_TASK INSTRUCTIONS:_ Your task is to repeat the entries word for word while leaving out the pictures.

>> Begin

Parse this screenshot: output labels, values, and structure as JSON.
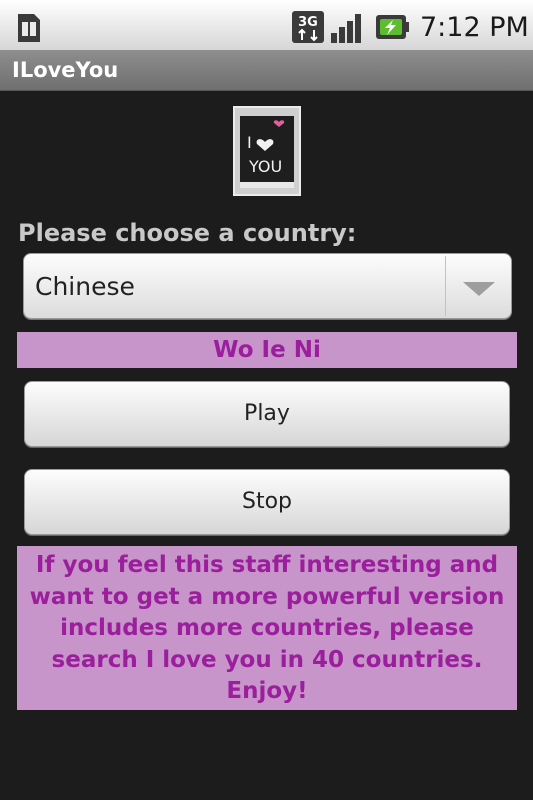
{
  "status_bar": {
    "time": "7:12 PM",
    "icons": [
      "sim-card-icon",
      "3g-data-icon",
      "signal-strength-icon",
      "battery-charging-icon"
    ]
  },
  "title_bar": {
    "title": "ILoveYou"
  },
  "image": {
    "icon": "i-love-you-chalkboard-icon",
    "caption_line1": "I",
    "caption_line2": "YOU"
  },
  "prompt": {
    "label": "Please choose a country:"
  },
  "spinner": {
    "selected": "Chinese"
  },
  "result": {
    "text": "Wo Ie Ni"
  },
  "buttons": {
    "play": "Play",
    "stop": "Stop"
  },
  "info": {
    "message": "If you feel this staff interesting and want to get a more powerful version includes more countries, please search I love you in 40 countries. Enjoy!"
  },
  "colors": {
    "accent_bg": "#c795c9",
    "accent_text": "#9b1e9d"
  }
}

>> End

_EXERCISE SOLUTION:_
Parse this screenshot: output labels, values, and structure as JSON.
{
  "status_bar": {
    "time": "7:12 PM",
    "icons": [
      "sim-card-icon",
      "3g-data-icon",
      "signal-strength-icon",
      "battery-charging-icon"
    ]
  },
  "title_bar": {
    "title": "ILoveYou"
  },
  "image": {
    "icon": "i-love-you-chalkboard-icon",
    "caption_line1": "I",
    "caption_line2": "YOU"
  },
  "prompt": {
    "label": "Please choose a country:"
  },
  "spinner": {
    "selected": "Chinese"
  },
  "result": {
    "text": "Wo Ie Ni"
  },
  "buttons": {
    "play": "Play",
    "stop": "Stop"
  },
  "info": {
    "message": "If you feel this staff interesting and want to get a more powerful version includes more countries, please search I love you in 40 countries. Enjoy!"
  },
  "colors": {
    "accent_bg": "#c795c9",
    "accent_text": "#9b1e9d"
  }
}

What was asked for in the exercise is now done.